**TASK REQUIREMENTS:**
Please pull out every line of the data below that contains the word "Closed".

Layout region records
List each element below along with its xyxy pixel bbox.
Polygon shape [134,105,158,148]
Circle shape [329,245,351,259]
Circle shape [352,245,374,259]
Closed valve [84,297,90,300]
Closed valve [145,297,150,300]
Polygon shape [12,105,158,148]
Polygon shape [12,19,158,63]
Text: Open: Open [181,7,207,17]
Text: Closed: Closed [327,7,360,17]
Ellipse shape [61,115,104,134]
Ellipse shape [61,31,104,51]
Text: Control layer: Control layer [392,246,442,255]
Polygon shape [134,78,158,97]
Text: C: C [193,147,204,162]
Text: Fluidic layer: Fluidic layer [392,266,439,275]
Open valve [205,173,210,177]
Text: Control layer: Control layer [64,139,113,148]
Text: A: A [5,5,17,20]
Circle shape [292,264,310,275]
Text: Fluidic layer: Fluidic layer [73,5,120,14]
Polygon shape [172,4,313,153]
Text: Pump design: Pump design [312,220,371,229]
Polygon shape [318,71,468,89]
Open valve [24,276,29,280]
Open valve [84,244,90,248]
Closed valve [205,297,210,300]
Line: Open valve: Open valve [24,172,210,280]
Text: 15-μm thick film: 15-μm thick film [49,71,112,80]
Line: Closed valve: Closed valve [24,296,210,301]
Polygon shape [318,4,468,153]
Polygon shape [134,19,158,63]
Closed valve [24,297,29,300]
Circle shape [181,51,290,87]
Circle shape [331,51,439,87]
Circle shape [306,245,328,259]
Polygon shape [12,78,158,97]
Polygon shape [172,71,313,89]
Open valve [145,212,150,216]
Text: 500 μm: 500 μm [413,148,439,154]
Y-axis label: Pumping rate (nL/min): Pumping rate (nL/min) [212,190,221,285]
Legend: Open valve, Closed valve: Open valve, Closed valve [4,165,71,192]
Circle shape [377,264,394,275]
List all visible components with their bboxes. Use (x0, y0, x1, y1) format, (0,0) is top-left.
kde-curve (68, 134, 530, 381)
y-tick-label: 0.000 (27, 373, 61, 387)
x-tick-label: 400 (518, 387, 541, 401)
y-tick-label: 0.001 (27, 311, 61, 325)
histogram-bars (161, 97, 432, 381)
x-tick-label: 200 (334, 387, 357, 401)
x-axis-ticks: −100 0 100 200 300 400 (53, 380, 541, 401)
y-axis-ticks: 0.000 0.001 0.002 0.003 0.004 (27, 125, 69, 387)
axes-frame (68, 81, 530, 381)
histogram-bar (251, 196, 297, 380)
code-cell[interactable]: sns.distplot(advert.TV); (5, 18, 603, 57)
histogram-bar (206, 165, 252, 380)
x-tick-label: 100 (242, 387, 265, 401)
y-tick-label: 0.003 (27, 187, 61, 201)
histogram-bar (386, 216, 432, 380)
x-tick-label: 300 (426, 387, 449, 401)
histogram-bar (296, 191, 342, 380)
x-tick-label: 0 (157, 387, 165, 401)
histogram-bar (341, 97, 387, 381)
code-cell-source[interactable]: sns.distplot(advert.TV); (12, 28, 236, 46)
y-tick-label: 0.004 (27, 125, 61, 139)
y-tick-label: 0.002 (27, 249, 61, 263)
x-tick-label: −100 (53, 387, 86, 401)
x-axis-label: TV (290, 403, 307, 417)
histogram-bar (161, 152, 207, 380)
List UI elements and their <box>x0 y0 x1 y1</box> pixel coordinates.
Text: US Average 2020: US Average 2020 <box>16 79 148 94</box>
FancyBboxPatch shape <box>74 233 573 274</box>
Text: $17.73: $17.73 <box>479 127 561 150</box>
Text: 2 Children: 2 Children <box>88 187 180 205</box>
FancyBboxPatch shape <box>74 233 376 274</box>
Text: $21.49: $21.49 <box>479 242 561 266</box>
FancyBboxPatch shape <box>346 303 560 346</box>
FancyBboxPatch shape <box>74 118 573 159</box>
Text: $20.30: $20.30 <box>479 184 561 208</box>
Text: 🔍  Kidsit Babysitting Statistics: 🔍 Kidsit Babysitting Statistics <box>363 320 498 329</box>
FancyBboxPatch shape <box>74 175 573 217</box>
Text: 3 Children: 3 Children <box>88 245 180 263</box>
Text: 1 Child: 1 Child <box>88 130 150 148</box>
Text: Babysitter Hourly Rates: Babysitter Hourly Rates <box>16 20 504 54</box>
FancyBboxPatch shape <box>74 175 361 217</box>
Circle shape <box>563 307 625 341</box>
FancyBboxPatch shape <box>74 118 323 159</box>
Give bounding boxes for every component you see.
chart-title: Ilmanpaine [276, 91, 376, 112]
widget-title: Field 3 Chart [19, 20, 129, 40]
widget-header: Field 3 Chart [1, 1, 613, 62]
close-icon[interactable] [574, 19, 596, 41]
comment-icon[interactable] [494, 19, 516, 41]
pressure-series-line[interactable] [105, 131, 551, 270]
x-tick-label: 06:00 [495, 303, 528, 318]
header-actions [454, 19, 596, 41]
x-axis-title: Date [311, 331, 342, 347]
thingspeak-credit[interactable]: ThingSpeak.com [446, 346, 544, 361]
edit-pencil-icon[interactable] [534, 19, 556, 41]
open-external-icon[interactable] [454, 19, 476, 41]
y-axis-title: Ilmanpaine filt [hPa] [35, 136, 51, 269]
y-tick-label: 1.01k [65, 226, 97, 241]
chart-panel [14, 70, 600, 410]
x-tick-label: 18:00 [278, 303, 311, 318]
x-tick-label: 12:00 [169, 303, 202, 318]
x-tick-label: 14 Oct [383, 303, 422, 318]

**SOLUTION FOR THIS EXERCISE:**
Closed valve [84,297,90,300]
Closed valve [145,297,150,300]
Text: Closed: Closed [327,7,360,17]
Closed valve [205,297,210,300]
Line: Closed valve: Closed valve [24,296,210,301]
Closed valve [24,297,29,300]
Legend: Open valve, Closed valve: Open valve, Closed valve [4,165,71,192]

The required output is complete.